▸ **EXERCISE REQUIREMENTS**
Copy out all lines of the records in which the word "image" appears.
START SUPPLIED RECORDS
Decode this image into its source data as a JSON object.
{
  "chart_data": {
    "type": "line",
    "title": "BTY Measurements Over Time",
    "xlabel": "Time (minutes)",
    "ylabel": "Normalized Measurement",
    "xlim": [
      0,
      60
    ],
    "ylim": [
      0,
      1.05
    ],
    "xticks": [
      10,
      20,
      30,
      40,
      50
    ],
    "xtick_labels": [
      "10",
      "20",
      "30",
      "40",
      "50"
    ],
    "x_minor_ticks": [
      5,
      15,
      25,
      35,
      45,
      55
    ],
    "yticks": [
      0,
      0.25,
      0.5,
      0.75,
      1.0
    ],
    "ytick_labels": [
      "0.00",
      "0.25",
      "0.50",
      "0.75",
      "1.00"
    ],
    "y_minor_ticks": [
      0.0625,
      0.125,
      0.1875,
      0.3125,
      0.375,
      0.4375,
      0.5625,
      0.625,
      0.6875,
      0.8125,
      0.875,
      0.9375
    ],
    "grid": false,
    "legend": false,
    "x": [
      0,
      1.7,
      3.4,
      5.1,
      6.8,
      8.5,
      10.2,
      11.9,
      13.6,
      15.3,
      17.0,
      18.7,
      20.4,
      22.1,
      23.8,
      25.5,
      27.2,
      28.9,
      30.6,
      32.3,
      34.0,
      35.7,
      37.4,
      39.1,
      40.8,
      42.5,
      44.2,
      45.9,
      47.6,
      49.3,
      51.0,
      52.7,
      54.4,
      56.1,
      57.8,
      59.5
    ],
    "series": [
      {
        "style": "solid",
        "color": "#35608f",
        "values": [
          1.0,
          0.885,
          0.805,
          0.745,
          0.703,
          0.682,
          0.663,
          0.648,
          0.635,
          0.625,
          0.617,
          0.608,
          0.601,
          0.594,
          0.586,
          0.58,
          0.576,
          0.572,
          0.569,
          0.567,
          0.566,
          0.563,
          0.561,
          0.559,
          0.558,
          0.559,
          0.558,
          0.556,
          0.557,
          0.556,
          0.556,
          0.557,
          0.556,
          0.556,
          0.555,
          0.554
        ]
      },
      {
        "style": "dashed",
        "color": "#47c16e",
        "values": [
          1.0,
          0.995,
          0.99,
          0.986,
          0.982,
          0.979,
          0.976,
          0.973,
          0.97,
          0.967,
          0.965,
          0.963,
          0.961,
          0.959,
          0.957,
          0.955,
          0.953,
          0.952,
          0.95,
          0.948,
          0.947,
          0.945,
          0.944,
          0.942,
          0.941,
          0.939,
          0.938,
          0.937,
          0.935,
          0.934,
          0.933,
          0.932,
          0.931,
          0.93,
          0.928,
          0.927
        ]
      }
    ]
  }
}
END SUPPLIED RECORDS
START SUPPLIED RECORDS
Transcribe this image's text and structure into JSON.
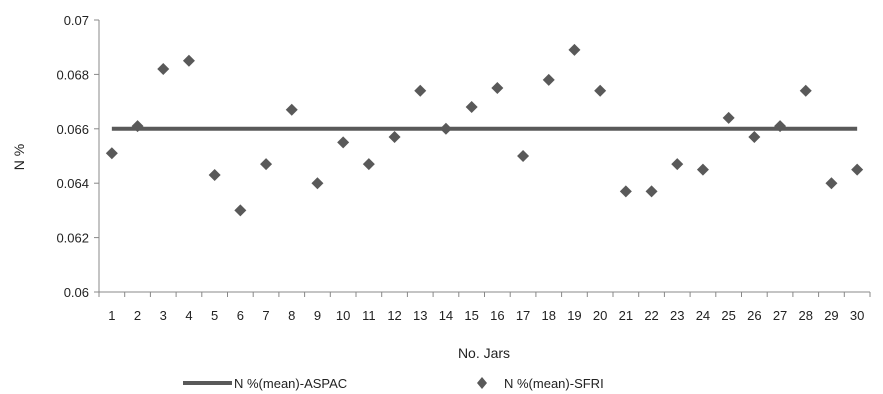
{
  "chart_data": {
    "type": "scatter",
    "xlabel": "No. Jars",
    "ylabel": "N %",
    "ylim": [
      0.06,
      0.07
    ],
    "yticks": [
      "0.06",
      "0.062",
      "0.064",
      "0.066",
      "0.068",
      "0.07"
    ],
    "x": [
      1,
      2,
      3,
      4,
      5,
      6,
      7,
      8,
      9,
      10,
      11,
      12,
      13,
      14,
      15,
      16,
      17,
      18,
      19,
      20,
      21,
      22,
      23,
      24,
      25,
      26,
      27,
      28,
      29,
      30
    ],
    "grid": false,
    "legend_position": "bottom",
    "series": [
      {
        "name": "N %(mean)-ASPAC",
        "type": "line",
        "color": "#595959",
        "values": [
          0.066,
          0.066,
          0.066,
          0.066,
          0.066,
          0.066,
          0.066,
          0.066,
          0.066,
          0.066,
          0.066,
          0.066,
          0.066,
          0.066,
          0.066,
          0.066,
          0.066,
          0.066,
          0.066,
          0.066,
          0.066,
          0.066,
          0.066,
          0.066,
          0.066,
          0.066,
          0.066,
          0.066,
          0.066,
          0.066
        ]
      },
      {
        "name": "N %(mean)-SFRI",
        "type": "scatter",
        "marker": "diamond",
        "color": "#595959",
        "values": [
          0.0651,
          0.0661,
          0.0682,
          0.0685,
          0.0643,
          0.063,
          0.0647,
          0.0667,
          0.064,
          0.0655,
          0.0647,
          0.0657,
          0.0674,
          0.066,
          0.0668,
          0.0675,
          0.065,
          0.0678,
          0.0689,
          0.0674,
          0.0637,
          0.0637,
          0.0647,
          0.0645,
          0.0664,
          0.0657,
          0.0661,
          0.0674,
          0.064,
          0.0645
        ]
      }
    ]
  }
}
END SUPPLIED RECORDS
▸ **WRITTEN RESPONSE**
Decode this image into its source data as a JSON object.
Transcribe this image's text and structure into JSON.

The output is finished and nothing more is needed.